* _Task brief_
In the data that follows, count every line holding the string "text" and give the count alone.

Items from a data source
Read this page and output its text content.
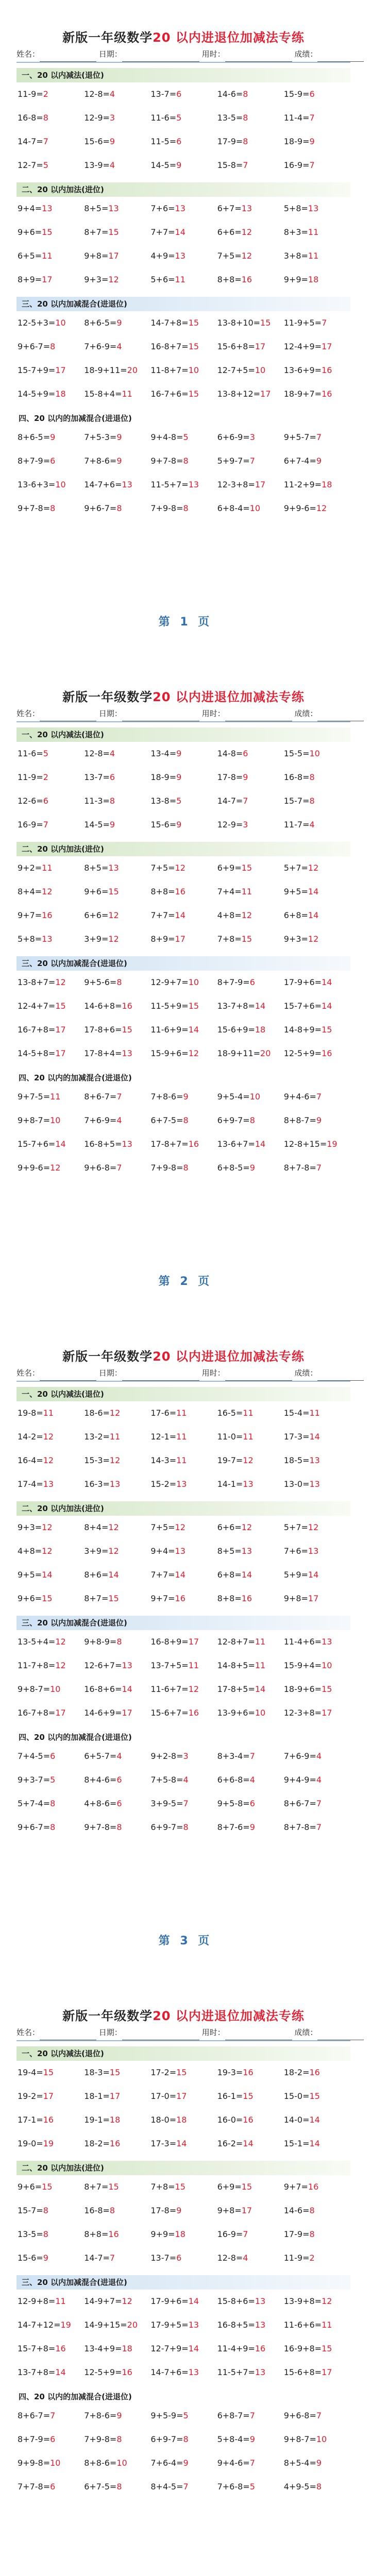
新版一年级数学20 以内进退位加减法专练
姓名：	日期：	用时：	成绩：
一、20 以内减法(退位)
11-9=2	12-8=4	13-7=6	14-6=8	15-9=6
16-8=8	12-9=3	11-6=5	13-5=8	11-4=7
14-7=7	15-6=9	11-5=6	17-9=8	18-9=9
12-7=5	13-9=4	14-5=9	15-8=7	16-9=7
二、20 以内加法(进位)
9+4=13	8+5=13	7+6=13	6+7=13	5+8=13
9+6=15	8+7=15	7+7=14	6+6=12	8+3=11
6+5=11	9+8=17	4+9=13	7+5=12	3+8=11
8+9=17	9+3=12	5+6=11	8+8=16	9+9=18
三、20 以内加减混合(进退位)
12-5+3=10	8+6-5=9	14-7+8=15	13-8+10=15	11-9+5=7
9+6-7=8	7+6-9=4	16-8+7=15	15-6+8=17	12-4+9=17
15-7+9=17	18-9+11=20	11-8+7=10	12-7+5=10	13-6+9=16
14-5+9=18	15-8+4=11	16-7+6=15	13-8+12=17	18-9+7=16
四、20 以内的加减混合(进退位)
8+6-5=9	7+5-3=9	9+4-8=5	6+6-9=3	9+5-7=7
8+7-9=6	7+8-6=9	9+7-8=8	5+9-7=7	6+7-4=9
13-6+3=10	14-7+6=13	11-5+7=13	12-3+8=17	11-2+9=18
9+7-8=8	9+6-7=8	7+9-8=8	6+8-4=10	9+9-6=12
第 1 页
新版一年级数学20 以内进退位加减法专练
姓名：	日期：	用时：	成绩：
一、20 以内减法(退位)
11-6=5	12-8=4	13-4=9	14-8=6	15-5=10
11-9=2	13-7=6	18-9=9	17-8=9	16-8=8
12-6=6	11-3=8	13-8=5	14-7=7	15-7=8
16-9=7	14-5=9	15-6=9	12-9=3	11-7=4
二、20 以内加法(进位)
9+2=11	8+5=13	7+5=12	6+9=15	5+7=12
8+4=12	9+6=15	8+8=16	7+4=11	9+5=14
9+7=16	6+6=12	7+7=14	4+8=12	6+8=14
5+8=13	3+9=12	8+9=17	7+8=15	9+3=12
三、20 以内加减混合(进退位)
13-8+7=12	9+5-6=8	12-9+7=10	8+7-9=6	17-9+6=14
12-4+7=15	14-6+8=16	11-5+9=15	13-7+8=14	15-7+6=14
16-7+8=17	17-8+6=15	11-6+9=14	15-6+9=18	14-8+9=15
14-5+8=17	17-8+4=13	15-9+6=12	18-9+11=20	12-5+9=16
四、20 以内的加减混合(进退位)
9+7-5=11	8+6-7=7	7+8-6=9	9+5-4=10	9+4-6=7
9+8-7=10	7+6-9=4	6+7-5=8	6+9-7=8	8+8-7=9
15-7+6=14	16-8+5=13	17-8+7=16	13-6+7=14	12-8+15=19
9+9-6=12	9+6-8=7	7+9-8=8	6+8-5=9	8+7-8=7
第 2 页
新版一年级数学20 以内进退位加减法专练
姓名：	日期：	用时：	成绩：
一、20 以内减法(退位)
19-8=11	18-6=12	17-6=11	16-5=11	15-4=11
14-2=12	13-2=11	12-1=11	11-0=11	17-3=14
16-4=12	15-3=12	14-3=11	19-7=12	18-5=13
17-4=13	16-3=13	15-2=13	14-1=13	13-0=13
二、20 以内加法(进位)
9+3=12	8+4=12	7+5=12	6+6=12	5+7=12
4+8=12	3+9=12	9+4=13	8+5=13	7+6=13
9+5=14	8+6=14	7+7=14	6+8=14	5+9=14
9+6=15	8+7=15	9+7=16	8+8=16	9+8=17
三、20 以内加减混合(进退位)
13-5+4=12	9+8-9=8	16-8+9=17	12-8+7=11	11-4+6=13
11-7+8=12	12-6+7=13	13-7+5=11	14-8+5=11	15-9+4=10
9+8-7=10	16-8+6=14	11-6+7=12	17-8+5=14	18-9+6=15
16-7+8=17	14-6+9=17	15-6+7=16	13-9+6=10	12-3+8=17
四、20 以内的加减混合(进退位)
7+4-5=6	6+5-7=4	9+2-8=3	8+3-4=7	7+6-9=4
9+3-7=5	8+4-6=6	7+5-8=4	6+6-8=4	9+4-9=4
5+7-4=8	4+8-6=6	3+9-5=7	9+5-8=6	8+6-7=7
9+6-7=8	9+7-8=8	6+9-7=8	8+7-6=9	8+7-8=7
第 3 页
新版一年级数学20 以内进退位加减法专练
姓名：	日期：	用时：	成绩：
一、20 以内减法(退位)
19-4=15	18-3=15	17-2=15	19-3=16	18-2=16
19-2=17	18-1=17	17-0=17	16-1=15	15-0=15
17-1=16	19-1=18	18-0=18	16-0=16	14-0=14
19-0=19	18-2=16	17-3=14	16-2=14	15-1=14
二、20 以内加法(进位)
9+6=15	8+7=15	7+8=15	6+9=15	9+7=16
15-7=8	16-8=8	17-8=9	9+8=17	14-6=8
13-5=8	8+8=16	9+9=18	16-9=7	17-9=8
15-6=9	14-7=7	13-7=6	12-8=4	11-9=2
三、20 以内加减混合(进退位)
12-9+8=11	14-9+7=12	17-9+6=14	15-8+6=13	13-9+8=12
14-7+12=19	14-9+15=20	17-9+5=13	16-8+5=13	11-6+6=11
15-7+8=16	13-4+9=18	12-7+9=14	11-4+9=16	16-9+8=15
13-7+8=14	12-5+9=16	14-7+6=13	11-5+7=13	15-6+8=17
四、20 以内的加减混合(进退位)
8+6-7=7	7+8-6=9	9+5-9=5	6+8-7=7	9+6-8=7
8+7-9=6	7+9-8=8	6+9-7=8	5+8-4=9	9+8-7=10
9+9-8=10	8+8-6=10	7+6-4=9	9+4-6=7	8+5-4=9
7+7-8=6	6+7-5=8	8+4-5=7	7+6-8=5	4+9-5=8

==

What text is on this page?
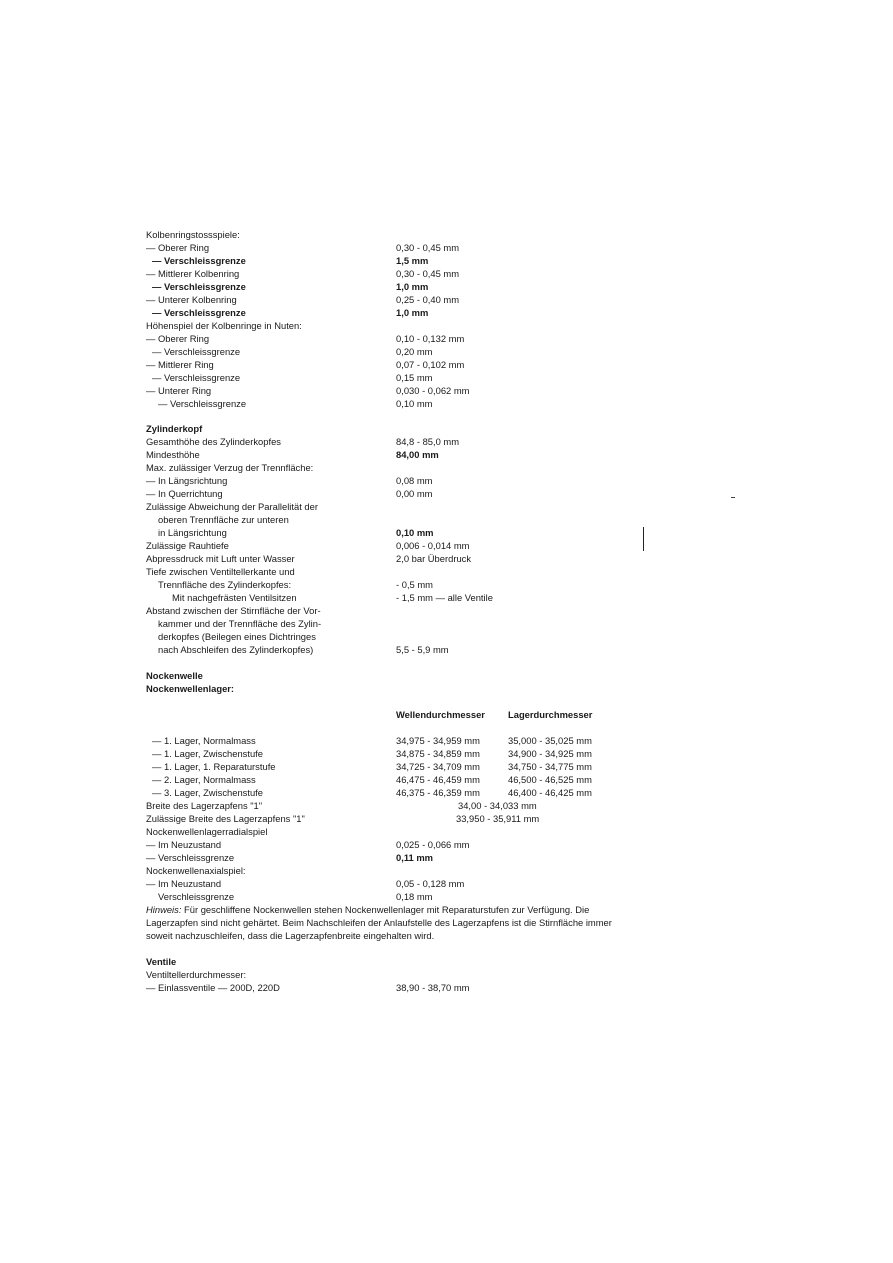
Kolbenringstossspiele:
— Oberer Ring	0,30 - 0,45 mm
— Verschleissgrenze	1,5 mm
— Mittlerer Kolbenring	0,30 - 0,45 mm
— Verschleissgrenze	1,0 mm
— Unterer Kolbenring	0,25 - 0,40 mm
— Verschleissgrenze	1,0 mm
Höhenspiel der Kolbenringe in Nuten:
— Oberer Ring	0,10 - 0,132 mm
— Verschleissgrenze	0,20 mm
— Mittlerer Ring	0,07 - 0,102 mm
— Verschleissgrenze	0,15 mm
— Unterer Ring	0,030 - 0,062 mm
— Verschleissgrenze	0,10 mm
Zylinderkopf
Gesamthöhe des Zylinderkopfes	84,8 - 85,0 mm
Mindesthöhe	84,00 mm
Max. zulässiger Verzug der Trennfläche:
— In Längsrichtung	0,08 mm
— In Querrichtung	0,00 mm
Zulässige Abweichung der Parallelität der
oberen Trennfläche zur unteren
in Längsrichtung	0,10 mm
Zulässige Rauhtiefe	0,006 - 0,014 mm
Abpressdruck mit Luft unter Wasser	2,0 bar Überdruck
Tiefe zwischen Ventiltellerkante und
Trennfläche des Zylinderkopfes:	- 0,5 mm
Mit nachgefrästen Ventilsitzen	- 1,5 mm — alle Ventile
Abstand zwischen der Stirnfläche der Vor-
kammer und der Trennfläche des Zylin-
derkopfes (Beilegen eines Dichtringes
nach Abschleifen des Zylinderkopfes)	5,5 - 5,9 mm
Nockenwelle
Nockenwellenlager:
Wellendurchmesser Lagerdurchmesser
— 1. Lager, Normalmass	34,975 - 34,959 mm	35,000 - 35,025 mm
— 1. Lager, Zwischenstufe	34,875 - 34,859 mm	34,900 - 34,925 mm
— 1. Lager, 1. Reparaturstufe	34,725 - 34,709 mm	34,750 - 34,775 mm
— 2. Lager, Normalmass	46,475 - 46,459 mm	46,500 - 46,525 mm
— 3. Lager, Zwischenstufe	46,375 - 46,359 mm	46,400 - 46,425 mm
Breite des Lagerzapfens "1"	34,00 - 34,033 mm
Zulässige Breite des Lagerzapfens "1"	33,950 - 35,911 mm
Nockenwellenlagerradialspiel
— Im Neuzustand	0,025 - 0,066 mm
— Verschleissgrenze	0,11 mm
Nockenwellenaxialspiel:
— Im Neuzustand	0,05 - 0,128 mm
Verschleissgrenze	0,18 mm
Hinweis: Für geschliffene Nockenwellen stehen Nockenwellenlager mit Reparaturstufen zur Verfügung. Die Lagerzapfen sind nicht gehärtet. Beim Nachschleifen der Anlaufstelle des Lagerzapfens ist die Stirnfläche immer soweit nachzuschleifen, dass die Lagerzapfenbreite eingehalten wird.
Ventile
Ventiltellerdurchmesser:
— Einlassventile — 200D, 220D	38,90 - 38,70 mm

* _Output for this task_
2